In the records below, find the lines that include the string "ylabel" and report how many there are, nothing else.

___ Source material

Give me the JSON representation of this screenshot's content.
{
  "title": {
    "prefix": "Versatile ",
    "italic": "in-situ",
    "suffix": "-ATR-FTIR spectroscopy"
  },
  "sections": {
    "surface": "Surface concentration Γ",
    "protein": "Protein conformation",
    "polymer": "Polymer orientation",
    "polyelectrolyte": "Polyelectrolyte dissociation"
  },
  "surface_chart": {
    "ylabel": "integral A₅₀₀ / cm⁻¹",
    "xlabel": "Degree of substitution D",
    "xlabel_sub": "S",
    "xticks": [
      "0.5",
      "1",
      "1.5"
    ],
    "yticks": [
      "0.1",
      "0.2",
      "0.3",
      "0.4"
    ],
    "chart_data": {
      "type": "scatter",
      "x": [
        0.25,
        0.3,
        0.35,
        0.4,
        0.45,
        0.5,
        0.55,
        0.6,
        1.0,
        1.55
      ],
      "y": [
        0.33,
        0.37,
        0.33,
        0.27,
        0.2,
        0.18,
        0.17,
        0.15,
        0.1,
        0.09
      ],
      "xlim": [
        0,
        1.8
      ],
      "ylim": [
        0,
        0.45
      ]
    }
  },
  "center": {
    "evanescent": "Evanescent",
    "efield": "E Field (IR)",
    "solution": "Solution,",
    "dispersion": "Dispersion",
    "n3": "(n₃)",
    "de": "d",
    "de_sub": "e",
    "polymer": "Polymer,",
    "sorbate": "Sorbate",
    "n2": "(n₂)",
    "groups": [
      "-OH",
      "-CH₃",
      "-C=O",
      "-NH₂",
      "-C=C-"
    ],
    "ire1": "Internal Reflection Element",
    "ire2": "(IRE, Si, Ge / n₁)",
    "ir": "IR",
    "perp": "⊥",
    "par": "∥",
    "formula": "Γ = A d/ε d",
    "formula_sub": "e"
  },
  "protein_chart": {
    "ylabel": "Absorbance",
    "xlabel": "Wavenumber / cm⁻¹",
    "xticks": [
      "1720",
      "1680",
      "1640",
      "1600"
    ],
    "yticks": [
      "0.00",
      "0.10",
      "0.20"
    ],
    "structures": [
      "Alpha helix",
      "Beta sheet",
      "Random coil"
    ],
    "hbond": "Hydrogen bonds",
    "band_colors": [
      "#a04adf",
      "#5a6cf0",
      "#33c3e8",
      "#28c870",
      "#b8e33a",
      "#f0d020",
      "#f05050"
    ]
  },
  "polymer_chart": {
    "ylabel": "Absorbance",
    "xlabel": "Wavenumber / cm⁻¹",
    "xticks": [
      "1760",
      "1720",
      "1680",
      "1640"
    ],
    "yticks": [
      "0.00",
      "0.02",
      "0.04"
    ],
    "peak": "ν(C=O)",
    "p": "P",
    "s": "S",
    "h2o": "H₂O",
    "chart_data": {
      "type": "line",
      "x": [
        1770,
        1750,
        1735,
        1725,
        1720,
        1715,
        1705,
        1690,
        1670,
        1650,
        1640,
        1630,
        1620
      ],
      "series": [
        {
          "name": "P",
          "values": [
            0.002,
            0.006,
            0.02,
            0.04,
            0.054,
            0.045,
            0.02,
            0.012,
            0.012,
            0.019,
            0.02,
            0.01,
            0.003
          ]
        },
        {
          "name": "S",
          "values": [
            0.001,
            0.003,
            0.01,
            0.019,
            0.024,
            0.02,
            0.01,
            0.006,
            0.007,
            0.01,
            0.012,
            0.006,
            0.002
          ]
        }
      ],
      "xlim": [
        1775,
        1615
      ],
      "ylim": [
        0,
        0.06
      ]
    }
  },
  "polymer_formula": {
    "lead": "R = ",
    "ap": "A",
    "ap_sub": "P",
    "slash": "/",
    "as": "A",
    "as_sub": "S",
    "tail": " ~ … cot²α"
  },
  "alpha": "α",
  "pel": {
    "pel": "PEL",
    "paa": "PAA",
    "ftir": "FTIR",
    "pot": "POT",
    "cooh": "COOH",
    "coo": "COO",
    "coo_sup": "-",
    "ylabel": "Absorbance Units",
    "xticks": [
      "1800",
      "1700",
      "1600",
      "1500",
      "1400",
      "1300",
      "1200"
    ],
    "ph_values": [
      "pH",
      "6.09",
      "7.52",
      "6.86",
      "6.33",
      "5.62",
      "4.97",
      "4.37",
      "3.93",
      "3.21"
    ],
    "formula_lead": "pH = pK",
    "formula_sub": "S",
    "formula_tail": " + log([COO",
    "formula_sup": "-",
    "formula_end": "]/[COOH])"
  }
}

______

§ **Completed task**
4